* What you have to do *
Gather up every line that includes the string "from".

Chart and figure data
---------------
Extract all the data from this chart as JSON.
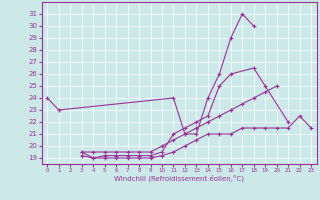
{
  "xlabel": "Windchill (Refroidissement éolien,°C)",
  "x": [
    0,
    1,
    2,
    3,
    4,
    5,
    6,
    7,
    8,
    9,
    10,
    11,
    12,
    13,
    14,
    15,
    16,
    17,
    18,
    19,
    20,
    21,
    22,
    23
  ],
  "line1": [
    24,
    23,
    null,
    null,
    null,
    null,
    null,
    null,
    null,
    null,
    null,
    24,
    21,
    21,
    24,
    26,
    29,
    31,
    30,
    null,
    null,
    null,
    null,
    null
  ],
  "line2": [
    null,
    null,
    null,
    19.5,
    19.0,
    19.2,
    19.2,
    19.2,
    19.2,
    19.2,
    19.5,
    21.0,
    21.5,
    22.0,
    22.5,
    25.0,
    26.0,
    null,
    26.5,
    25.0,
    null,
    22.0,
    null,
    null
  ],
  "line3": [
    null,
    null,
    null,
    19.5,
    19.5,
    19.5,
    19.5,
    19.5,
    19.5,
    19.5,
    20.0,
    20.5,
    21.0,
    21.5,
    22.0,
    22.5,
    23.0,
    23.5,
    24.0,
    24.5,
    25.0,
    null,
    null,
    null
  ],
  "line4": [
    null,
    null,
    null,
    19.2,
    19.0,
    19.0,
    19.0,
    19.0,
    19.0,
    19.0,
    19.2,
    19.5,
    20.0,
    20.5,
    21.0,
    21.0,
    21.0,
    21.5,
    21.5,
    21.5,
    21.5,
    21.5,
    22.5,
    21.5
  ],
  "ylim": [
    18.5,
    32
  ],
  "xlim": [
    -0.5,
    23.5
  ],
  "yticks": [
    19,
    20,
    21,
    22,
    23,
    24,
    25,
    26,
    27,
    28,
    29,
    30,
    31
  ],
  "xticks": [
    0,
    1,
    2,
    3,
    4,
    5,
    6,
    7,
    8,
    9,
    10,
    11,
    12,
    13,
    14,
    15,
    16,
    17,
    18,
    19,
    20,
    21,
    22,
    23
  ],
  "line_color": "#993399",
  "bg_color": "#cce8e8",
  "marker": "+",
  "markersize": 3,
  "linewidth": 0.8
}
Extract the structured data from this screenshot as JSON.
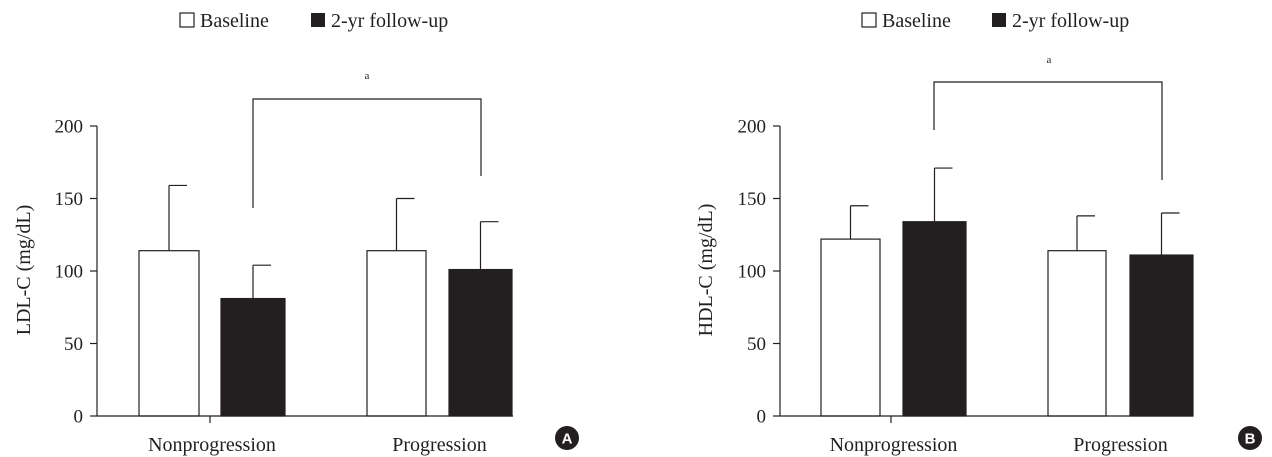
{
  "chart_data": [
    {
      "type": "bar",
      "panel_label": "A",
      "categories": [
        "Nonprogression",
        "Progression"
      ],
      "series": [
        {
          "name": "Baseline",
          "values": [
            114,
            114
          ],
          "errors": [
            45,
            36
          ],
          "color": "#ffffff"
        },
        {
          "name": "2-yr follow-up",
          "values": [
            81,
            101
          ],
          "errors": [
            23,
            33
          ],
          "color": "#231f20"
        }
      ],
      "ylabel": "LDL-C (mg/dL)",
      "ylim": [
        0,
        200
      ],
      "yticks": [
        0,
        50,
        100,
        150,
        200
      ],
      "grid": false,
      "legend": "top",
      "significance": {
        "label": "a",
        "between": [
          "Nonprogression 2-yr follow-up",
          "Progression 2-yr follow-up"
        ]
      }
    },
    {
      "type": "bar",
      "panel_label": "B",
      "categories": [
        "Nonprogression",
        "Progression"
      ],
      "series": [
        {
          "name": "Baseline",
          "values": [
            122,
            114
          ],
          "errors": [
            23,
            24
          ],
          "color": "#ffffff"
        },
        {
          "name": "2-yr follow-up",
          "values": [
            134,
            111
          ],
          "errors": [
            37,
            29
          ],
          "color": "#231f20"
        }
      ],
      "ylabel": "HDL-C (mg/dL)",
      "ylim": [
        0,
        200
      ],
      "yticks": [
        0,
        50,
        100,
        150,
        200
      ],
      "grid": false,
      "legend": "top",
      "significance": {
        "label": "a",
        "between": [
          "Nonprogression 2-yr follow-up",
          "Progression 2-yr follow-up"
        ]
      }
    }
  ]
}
---------------
* Task response *
Extract all the data from this chart as JSON.
Extract the structured data from this screenshot as JSON.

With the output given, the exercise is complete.